-- START OF DATASET ROWS --
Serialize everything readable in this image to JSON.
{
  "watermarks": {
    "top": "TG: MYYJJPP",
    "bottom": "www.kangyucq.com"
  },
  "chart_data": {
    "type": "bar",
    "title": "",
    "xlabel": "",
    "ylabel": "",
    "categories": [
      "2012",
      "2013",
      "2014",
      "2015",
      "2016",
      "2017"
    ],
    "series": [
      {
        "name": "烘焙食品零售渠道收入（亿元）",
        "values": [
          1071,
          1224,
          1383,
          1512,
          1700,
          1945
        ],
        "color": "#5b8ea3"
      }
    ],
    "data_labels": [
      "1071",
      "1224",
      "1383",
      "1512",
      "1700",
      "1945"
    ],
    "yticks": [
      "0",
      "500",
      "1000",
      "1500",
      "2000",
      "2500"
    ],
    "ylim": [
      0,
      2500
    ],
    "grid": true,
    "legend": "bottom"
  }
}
-- END OF DATASET ROWS --
INSTRUCTION: Keep only those lines of the records that hold "bottom", and return them.

SOLVED PROBLEM:
    "bottom": "www.kangyucq.com"
    "legend": "bottom"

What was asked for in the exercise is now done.